▸ Records for processing
--- Begin ---

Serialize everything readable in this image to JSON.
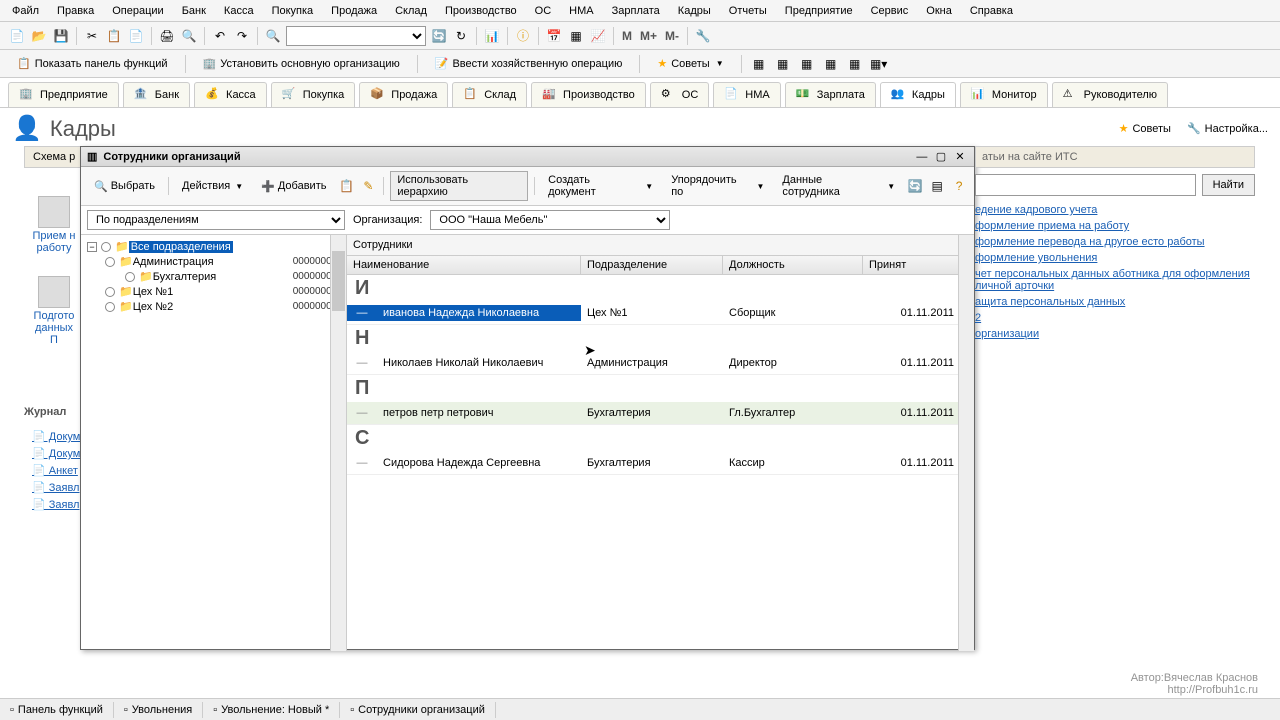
{
  "menu": [
    "Файл",
    "Правка",
    "Операции",
    "Банк",
    "Касса",
    "Покупка",
    "Продажа",
    "Склад",
    "Производство",
    "ОС",
    "НМА",
    "Зарплата",
    "Кадры",
    "Отчеты",
    "Предприятие",
    "Сервис",
    "Окна",
    "Справка"
  ],
  "toolbar2": {
    "show_panel": "Показать панель функций",
    "set_org": "Установить основную организацию",
    "enter_op": "Ввести хозяйственную операцию",
    "tips": "Советы"
  },
  "tabs": [
    {
      "label": "Предприятие",
      "icon": "🏢"
    },
    {
      "label": "Банк",
      "icon": "🏦"
    },
    {
      "label": "Касса",
      "icon": "💰"
    },
    {
      "label": "Покупка",
      "icon": "🛒"
    },
    {
      "label": "Продажа",
      "icon": "📦"
    },
    {
      "label": "Склад",
      "icon": "📋"
    },
    {
      "label": "Производство",
      "icon": "🏭"
    },
    {
      "label": "ОС",
      "icon": "⚙"
    },
    {
      "label": "НМА",
      "icon": "📄"
    },
    {
      "label": "Зарплата",
      "icon": "💵"
    },
    {
      "label": "Кадры",
      "icon": "👥",
      "active": true
    },
    {
      "label": "Монитор",
      "icon": "📊"
    },
    {
      "label": "Руководителю",
      "icon": "⚠"
    }
  ],
  "page": {
    "title": "Кадры",
    "tips_btn": "Советы",
    "settings_btn": "Настройка...",
    "scheme_tab": "Схема р"
  },
  "left_shortcuts": {
    "s1": "Прием н работу",
    "s2": "Подгото данных П",
    "journal": "Журнал",
    "links": [
      "Докум",
      "Докум",
      "Анкет",
      "Заявл",
      "Заявл"
    ]
  },
  "child": {
    "title": "Сотрудники организаций",
    "toolbar": {
      "select": "Выбрать",
      "actions": "Действия",
      "add": "Добавить",
      "use_hierarchy": "Использовать иерархию",
      "create_doc": "Создать документ",
      "sort": "Упорядочить по",
      "emp_data": "Данные сотрудника"
    },
    "filters": {
      "by_dept": "По подразделениям",
      "org_label": "Организация:",
      "org_value": "ООО \"Наша Мебель\""
    },
    "tree": {
      "root": "Все подразделения",
      "items": [
        {
          "label": "Администрация",
          "code": "0000000..."
        },
        {
          "label": "Бухгалтерия",
          "code": "0000000..."
        },
        {
          "label": "Цех №1",
          "code": "0000000..."
        },
        {
          "label": "Цех №2",
          "code": "0000000..."
        }
      ]
    },
    "grid": {
      "title": "Сотрудники",
      "cols": {
        "name": "Наименование",
        "dept": "Подразделение",
        "pos": "Должность",
        "date": "Принят"
      },
      "groups": [
        {
          "letter": "И",
          "rows": [
            {
              "name": "иванова Надежда Николаевна",
              "dept": "Цех №1",
              "pos": "Сборщик",
              "date": "01.11.2011",
              "selected": true
            }
          ]
        },
        {
          "letter": "Н",
          "rows": [
            {
              "name": "Николаев Николай Николаевич",
              "dept": "Администрация",
              "pos": "Директор",
              "date": "01.11.2011"
            }
          ]
        },
        {
          "letter": "П",
          "rows": [
            {
              "name": "петров петр петрович",
              "dept": "Бухгалтерия",
              "pos": "Гл.Бухгалтер",
              "date": "01.11.2011",
              "hover": true
            }
          ]
        },
        {
          "letter": "С",
          "rows": [
            {
              "name": "Сидорова Надежда Сергеевна",
              "dept": "Бухгалтерия",
              "pos": "Кассир",
              "date": "01.11.2011"
            }
          ]
        }
      ]
    }
  },
  "its": {
    "header": "атьи на сайте ИТС",
    "find_btn": "Найти",
    "links": [
      "едение кадрового учета",
      "формление приема на работу",
      "формление перевода на другое есто работы",
      "формление увольнения",
      "чет персональных данных аботника для оформления личной арточки",
      "ащита персональных данных",
      "2",
      "организации"
    ]
  },
  "watermark": {
    "line1": "Автор:Вячеслав Краснов",
    "line2": "http://Profbuh1c.ru"
  },
  "taskbar": [
    "Панель функций",
    "Увольнения",
    "Увольнение: Новый *",
    "Сотрудники организаций"
  ]
}
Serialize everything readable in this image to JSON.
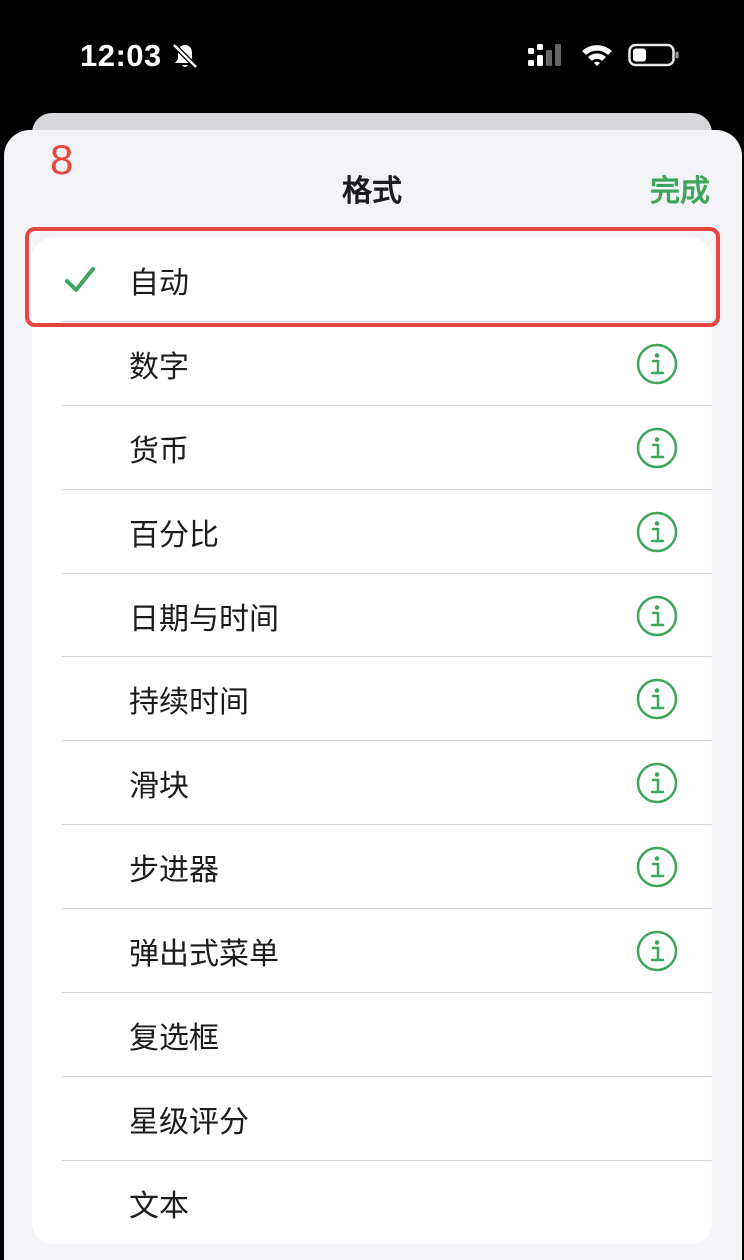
{
  "status_bar": {
    "time": "12:03",
    "silent_icon": "bell-slash-icon",
    "signal_icon": "cellular-signal-icon",
    "wifi_icon": "wifi-icon",
    "battery_icon": "battery-icon"
  },
  "annotation": {
    "step_number": "8"
  },
  "sheet": {
    "title": "格式",
    "done_label": "完成"
  },
  "format_list": {
    "selected_index": 0,
    "items": [
      {
        "label": "自动",
        "checked": true,
        "has_info": false
      },
      {
        "label": "数字",
        "checked": false,
        "has_info": true
      },
      {
        "label": "货币",
        "checked": false,
        "has_info": true
      },
      {
        "label": "百分比",
        "checked": false,
        "has_info": true
      },
      {
        "label": "日期与时间",
        "checked": false,
        "has_info": true
      },
      {
        "label": "持续时间",
        "checked": false,
        "has_info": true
      },
      {
        "label": "滑块",
        "checked": false,
        "has_info": true
      },
      {
        "label": "步进器",
        "checked": false,
        "has_info": true
      },
      {
        "label": "弹出式菜单",
        "checked": false,
        "has_info": true
      },
      {
        "label": "复选框",
        "checked": false,
        "has_info": false
      },
      {
        "label": "星级评分",
        "checked": false,
        "has_info": false
      },
      {
        "label": "文本",
        "checked": false,
        "has_info": false
      }
    ]
  },
  "colors": {
    "accent_green": "#3ea65b",
    "highlight_red": "#e8453c",
    "sheet_background": "#f2f2f7"
  }
}
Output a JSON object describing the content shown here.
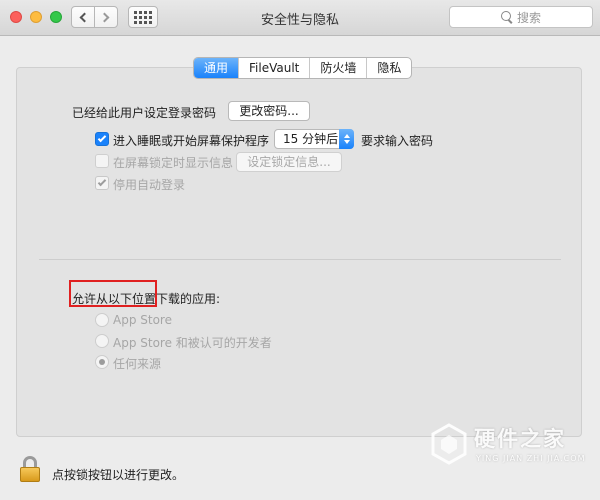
{
  "window": {
    "title": "安全性与隐私",
    "search_placeholder": "搜索"
  },
  "tabs": [
    {
      "label": "通用",
      "active": true
    },
    {
      "label": "FileVault",
      "active": false
    },
    {
      "label": "防火墙",
      "active": false
    },
    {
      "label": "隐私",
      "active": false
    }
  ],
  "general": {
    "password_label": "已经给此用户设定登录密码",
    "change_password_button": "更改密码...",
    "require_password": {
      "checked": true,
      "label": "进入睡眠或开始屏幕保护程序",
      "delay_value": "15 分钟后",
      "suffix": "要求输入密码"
    },
    "lock_message": {
      "checked": false,
      "label": "在屏幕锁定时显示信息",
      "button": "设定锁定信息..."
    },
    "disable_auto_login": {
      "checked": true,
      "label": "停用自动登录"
    }
  },
  "downloads": {
    "heading": "允许从以下位置下载的应用:",
    "options": [
      {
        "label": "App Store",
        "selected": false
      },
      {
        "label": "App Store 和被认可的开发者",
        "selected": false
      },
      {
        "label": "任何来源",
        "selected": true
      }
    ]
  },
  "footer": {
    "lock_text": "点按锁按钮以进行更改。"
  },
  "watermark": {
    "title": "硬件之家",
    "subtitle": "YING JIAN ZHI JIA.COM"
  },
  "colors": {
    "accent": "#1a82fb",
    "highlight": "#e02020"
  }
}
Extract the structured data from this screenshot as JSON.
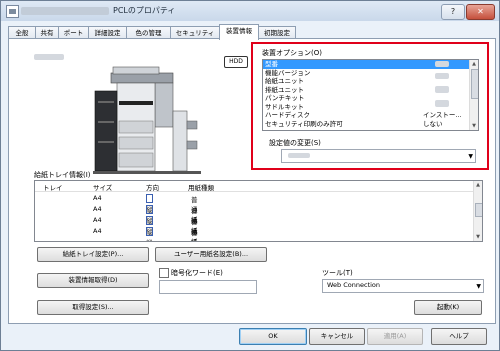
{
  "window": {
    "title_suffix": "PCLのプロパティ",
    "help": "?",
    "close": "✕"
  },
  "tabs": [
    "全般",
    "共有",
    "ポート",
    "詳細設定",
    "色の管理",
    "セキュリティ",
    "装置情報",
    "初期設定"
  ],
  "active_tab_index": 6,
  "device_panel": {
    "hdd_label": "HDD"
  },
  "options": {
    "label": "装置オプション(O)",
    "items": [
      {
        "name": "型番",
        "value": ""
      },
      {
        "name": "機能バージョン",
        "value": ""
      },
      {
        "name": "給紙ユニット",
        "value": ""
      },
      {
        "name": "排紙ユニット",
        "value": ""
      },
      {
        "name": "パンチキット",
        "value": ""
      },
      {
        "name": "サドルキット",
        "value": ""
      },
      {
        "name": "ハードディスク",
        "value": "インストー..."
      },
      {
        "name": "セキュリティ印刷のみ許可",
        "value": "しない"
      }
    ],
    "selected_index": 0,
    "setting_label": "設定値の変更(S)"
  },
  "tray_info": {
    "label": "給紙トレイ情報(I)",
    "headers": [
      "トレイ",
      "サイズ",
      "方向",
      "用紙種類"
    ],
    "rows": [
      {
        "size": "A4",
        "dir": "縦",
        "type": "普通紙"
      },
      {
        "size": "A4",
        "dir": "縦",
        "type": "普通紙"
      },
      {
        "size": "A4",
        "dir": "縦",
        "type": "普通紙"
      },
      {
        "size": "A4",
        "dir": "縦",
        "type": "普通紙"
      }
    ]
  },
  "buttons": {
    "tray_settings": "給紙トレイ設定(P)...",
    "user_paper": "ユーザー用紙名設定(B)...",
    "get_device_info": "装置情報取得(D)",
    "get_settings": "取得設定(S)...",
    "launch": "起動(K)"
  },
  "encryption": {
    "label": "暗号化ワード(E)",
    "checked": false
  },
  "tool": {
    "label": "ツール(T)",
    "value": "Web Connection"
  },
  "footer": {
    "ok": "OK",
    "cancel": "キャンセル",
    "apply": "適用(A)",
    "help": "ヘルプ"
  },
  "colors": {
    "highlight": "#e0001a",
    "selection": "#3399ff"
  }
}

--- End ---

▸ What the task asks
The records are above. How many lines in them contain the word "Администрация"? Give the number alone.

▸ Answer for the task
2